* [To be done]: Search the records below for the word "driver". Pull out each line that has it.

===== Supplied entries =====

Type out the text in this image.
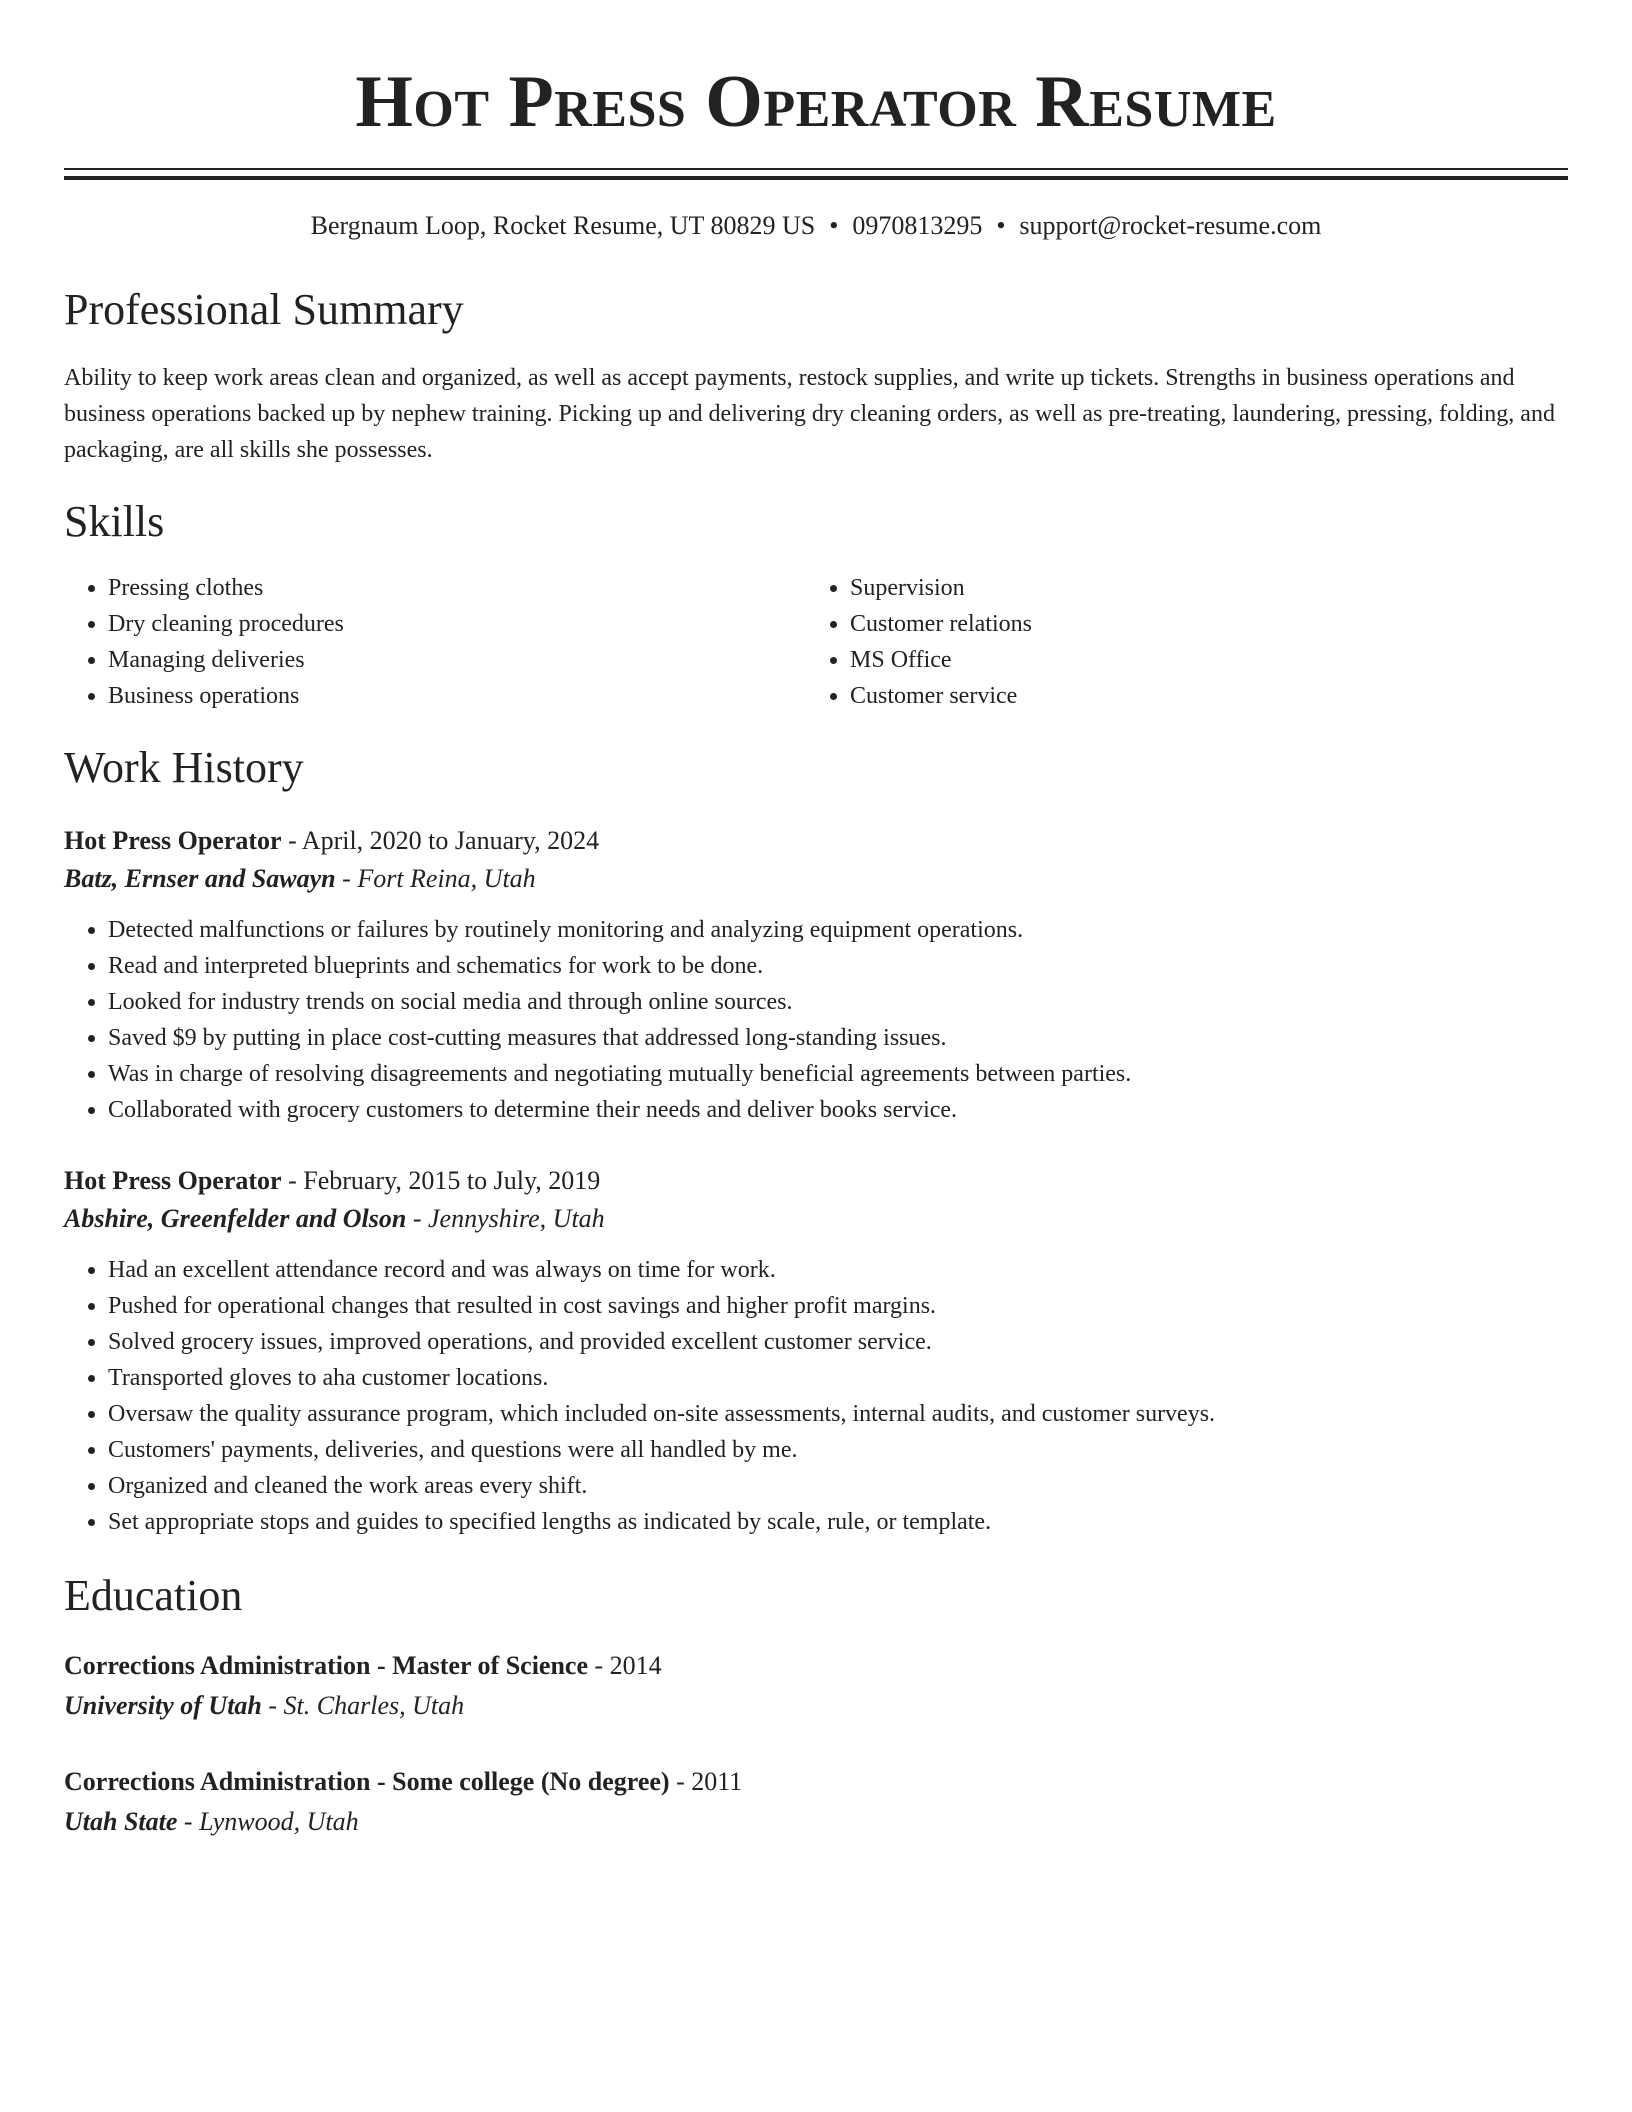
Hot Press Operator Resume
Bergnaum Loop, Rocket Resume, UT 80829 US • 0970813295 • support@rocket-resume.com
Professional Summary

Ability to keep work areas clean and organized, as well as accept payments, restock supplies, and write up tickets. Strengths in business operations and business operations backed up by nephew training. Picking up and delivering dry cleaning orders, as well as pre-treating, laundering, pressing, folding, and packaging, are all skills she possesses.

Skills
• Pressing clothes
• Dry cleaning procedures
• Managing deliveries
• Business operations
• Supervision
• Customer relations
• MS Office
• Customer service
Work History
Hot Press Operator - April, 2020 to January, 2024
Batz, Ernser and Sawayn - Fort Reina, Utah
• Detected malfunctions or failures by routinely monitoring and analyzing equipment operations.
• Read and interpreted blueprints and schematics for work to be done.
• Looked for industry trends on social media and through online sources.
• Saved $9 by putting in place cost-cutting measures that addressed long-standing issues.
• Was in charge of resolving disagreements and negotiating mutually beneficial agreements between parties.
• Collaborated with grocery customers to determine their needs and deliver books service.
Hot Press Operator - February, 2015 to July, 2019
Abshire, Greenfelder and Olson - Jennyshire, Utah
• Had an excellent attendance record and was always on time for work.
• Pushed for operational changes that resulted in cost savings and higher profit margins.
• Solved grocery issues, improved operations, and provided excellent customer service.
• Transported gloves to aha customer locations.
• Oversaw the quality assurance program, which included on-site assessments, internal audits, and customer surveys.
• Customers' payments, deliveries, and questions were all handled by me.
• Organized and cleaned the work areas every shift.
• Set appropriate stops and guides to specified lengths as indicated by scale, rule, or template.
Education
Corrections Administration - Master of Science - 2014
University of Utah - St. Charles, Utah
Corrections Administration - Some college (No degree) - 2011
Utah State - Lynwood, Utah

=====
===== Supplied entries =====

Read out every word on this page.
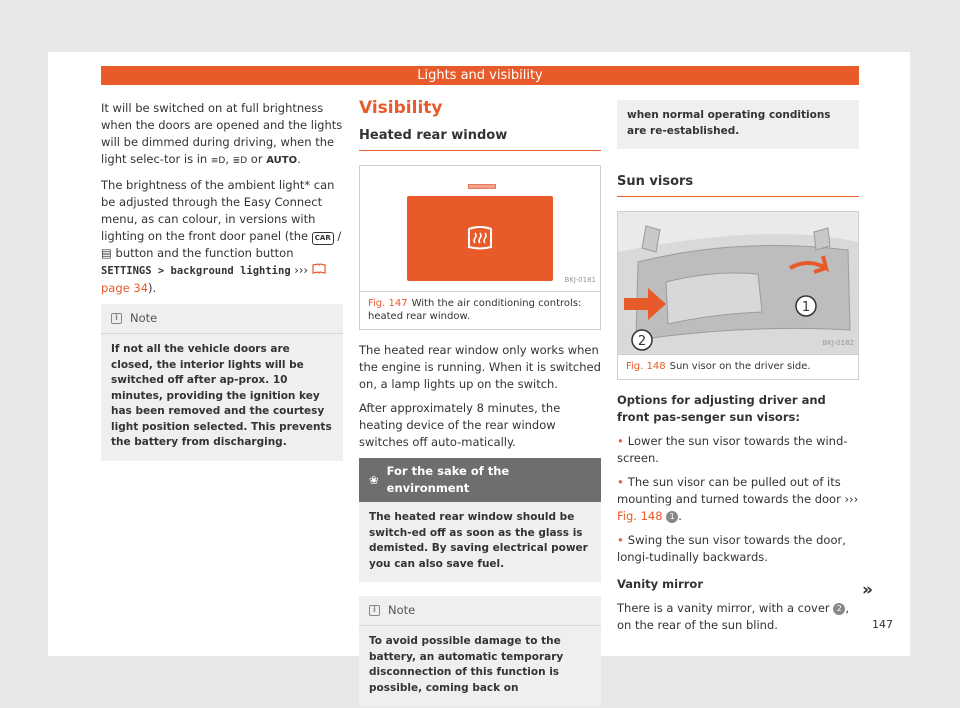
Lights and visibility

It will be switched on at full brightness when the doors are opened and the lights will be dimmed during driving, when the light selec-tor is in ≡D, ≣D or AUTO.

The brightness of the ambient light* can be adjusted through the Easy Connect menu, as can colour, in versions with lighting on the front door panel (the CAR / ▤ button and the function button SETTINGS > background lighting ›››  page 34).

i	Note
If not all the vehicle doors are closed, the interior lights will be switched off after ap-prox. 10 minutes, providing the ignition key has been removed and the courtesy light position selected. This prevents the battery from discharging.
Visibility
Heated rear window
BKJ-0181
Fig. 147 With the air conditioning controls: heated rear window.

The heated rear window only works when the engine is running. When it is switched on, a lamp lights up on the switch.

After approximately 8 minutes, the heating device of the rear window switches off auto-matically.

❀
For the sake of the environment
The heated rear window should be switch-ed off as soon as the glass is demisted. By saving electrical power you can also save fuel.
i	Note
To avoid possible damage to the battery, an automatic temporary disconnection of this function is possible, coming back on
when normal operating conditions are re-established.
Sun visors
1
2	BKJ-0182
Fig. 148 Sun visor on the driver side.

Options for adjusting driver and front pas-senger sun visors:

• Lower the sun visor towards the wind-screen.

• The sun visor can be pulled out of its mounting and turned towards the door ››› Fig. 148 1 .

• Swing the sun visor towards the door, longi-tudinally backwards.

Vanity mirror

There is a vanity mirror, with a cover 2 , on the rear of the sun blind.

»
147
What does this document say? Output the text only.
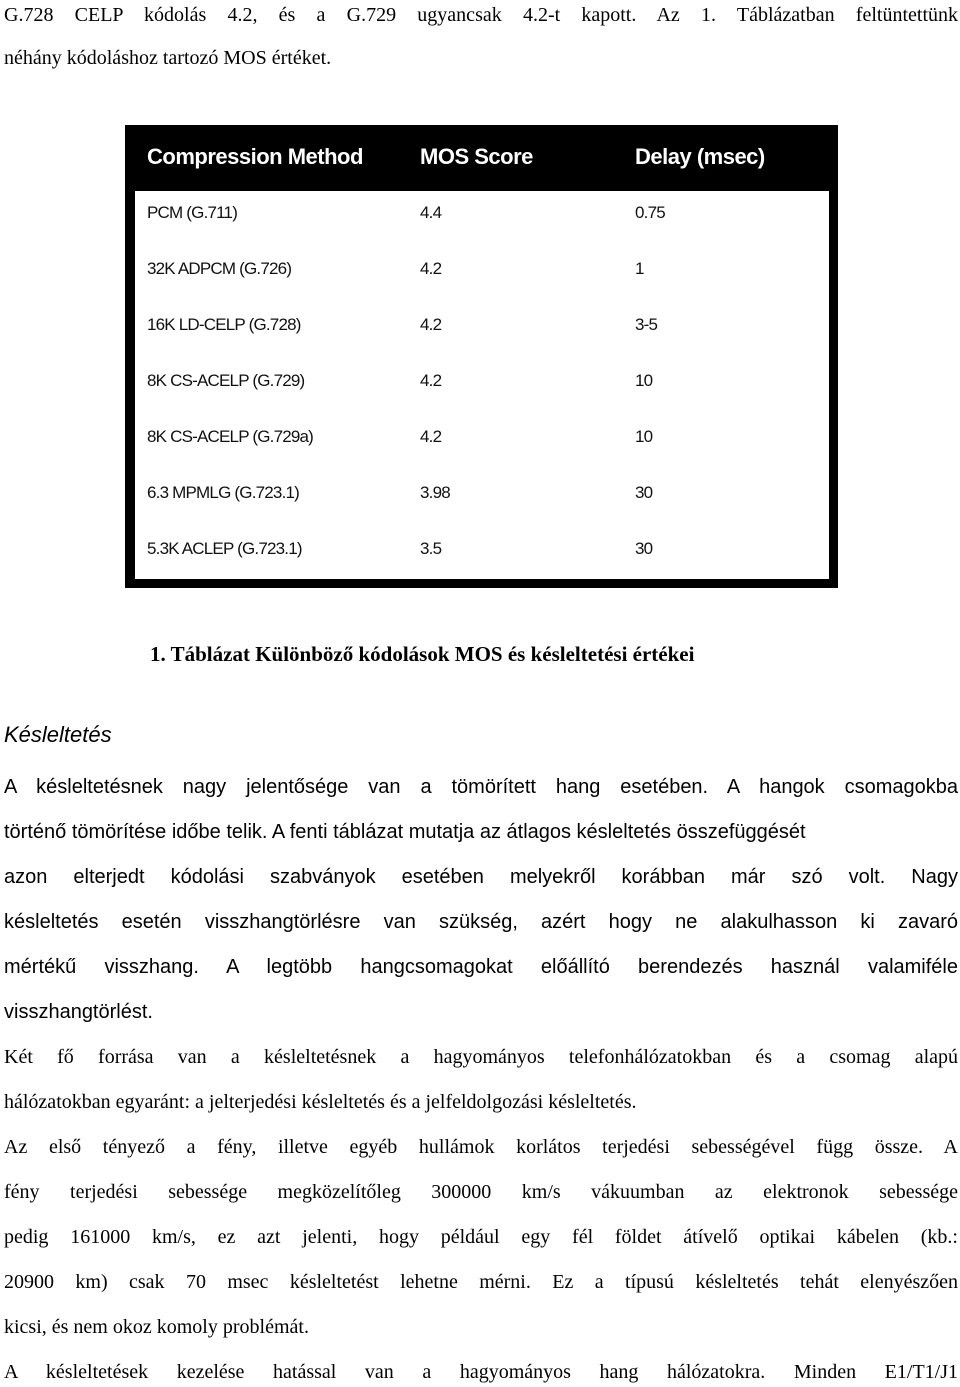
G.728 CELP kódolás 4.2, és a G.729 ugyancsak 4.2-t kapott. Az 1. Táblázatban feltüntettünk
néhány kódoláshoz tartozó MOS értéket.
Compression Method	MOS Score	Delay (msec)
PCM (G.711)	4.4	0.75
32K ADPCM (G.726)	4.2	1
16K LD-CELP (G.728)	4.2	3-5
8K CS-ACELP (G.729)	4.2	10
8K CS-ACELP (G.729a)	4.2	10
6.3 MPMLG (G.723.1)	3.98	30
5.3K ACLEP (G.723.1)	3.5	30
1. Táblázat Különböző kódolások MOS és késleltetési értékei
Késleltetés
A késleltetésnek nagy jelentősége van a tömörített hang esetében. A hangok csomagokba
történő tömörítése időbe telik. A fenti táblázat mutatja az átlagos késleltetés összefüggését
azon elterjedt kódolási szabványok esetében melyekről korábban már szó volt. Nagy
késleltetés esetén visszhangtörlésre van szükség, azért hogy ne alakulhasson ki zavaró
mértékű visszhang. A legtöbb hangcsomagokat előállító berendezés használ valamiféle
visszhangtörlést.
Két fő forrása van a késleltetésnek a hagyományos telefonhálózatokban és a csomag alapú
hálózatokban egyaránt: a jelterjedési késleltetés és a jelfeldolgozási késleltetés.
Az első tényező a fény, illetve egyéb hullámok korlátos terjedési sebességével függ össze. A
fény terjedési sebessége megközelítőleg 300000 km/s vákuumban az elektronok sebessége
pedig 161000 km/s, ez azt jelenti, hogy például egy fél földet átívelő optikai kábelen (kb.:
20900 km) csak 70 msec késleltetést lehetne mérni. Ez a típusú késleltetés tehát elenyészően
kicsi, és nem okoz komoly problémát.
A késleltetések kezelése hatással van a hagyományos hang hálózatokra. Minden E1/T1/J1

=====

* [Answer to this task]:
Fig. 148 Sun visor on the driver side.
Options for adjusting driver and front pas-senger sun visors:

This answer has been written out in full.